=== YOUR TASK ===
Find every line in the records below that holds the word "Price" and copy it.

=== GIVEN INFORMATION ===
____

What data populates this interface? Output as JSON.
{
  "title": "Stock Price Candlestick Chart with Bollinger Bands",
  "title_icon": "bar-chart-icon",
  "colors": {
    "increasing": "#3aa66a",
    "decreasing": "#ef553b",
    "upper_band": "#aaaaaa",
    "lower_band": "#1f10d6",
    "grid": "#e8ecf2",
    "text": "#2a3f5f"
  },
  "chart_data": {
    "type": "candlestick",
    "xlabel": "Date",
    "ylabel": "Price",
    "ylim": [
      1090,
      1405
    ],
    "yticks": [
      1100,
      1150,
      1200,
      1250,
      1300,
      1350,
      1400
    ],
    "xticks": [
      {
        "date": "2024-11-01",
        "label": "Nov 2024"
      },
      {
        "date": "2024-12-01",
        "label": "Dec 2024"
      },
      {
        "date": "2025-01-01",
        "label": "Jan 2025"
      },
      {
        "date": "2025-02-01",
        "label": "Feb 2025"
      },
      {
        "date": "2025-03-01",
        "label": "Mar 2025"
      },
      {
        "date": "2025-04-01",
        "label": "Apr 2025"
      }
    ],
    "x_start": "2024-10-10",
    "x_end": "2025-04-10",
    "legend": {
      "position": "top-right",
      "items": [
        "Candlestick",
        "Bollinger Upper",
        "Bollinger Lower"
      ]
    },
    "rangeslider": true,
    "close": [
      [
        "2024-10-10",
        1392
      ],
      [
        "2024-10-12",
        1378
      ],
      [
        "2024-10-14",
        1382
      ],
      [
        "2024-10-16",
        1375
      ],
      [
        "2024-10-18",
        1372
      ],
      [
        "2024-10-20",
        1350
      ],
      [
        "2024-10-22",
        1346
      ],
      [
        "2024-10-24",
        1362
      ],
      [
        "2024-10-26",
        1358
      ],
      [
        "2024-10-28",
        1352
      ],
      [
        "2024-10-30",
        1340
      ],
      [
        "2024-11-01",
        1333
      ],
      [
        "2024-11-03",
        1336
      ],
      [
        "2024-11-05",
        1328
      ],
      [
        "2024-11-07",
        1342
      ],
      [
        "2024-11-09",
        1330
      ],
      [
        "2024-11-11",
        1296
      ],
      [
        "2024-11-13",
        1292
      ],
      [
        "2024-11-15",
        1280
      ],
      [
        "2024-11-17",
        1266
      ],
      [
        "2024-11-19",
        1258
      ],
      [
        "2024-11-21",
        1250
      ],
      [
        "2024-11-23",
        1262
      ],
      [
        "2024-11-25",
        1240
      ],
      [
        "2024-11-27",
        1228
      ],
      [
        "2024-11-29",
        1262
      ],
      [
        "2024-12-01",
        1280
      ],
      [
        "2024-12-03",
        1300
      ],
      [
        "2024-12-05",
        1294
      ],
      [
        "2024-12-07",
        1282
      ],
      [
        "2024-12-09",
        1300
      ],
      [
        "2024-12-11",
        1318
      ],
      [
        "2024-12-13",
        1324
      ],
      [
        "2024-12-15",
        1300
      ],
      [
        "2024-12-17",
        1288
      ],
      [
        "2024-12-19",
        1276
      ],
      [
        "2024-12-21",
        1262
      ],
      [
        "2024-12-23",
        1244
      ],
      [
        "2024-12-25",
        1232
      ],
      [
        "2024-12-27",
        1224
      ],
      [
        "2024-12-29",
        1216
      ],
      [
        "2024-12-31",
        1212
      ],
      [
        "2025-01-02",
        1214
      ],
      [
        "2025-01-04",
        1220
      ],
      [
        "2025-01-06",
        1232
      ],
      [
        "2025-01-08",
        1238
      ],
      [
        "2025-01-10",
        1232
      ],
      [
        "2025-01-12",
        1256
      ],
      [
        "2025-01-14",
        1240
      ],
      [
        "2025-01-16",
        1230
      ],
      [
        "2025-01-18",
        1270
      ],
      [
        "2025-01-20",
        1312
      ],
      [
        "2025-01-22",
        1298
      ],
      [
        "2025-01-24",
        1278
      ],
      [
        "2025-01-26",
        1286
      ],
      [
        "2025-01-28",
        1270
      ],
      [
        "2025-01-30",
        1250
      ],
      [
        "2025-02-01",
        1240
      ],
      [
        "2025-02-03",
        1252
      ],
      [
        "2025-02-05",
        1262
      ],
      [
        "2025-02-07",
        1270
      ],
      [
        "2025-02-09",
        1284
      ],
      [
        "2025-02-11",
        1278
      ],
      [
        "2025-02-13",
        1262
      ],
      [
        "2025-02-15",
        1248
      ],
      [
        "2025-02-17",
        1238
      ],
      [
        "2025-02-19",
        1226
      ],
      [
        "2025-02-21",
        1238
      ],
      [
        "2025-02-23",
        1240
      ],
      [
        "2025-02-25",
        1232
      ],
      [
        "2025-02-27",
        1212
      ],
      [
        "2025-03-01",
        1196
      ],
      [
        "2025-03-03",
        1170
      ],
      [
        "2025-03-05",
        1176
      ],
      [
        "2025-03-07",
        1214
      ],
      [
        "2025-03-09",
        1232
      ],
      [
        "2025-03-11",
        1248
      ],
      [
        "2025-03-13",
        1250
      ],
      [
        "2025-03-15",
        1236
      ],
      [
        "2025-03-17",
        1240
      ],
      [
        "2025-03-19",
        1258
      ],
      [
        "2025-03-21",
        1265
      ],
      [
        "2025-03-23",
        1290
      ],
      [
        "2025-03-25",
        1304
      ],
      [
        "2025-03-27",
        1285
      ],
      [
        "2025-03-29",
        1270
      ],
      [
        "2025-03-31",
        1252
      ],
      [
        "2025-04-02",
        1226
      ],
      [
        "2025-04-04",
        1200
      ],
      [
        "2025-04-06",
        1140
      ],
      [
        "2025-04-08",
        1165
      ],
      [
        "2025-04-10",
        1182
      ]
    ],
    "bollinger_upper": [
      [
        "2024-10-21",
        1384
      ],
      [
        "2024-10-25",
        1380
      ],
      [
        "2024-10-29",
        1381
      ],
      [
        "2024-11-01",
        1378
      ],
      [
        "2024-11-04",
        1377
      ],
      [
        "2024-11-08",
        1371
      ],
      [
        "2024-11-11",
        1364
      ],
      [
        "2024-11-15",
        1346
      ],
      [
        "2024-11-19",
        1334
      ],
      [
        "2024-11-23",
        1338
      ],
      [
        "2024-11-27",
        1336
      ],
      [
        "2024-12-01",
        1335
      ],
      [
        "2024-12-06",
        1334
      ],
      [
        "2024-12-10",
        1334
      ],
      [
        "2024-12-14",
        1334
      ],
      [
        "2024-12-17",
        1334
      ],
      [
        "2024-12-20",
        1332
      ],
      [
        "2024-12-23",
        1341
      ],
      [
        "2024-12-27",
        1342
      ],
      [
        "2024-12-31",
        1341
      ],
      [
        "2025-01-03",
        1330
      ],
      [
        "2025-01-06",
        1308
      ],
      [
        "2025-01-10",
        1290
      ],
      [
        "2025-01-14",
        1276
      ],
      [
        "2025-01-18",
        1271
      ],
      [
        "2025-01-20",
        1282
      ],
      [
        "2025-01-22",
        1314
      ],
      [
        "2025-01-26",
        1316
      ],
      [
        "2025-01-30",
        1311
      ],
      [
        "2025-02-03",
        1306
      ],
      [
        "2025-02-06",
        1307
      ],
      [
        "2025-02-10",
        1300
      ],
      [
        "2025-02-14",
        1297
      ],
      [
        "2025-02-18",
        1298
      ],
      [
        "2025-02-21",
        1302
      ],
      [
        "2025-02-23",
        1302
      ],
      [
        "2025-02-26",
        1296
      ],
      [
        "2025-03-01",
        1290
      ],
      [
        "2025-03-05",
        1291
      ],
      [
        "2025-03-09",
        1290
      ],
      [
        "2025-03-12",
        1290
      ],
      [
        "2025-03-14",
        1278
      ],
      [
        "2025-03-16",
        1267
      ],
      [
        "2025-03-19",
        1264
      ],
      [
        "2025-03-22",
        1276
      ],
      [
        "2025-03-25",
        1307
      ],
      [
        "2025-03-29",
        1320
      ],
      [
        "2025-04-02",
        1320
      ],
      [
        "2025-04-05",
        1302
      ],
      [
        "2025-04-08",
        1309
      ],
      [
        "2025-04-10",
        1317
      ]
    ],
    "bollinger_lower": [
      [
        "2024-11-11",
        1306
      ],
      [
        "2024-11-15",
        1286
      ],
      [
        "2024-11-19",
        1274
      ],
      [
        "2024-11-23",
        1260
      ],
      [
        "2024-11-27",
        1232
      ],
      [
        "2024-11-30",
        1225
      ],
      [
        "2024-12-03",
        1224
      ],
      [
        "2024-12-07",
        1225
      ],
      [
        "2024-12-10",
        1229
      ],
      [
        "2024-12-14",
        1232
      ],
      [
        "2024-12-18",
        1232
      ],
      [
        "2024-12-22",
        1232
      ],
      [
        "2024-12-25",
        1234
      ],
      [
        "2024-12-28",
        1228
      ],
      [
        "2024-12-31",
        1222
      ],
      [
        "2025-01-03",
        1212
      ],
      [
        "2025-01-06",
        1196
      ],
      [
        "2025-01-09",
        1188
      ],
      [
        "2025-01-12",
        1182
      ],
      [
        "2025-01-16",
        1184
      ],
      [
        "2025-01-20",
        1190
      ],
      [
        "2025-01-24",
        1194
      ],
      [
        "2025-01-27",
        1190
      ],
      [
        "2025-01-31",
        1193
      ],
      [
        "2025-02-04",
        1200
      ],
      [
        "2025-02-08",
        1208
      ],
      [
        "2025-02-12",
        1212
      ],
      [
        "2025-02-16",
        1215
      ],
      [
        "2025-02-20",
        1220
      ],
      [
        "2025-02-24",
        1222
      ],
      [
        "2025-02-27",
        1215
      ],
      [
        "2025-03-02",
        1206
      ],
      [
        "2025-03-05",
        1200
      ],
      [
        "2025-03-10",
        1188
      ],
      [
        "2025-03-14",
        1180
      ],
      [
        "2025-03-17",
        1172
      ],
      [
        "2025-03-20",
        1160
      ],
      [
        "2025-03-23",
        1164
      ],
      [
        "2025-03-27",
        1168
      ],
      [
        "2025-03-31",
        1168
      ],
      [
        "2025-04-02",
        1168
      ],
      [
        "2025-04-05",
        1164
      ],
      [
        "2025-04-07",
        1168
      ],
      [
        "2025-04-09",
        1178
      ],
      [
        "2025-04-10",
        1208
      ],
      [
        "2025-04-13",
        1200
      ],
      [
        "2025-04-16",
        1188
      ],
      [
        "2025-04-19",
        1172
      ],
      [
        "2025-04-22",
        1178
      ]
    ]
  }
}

____

=== THE OUTPUT ===
  "title": "Stock Price Candlestick Chart with Bollinger Bands",
    "ylabel": "Price",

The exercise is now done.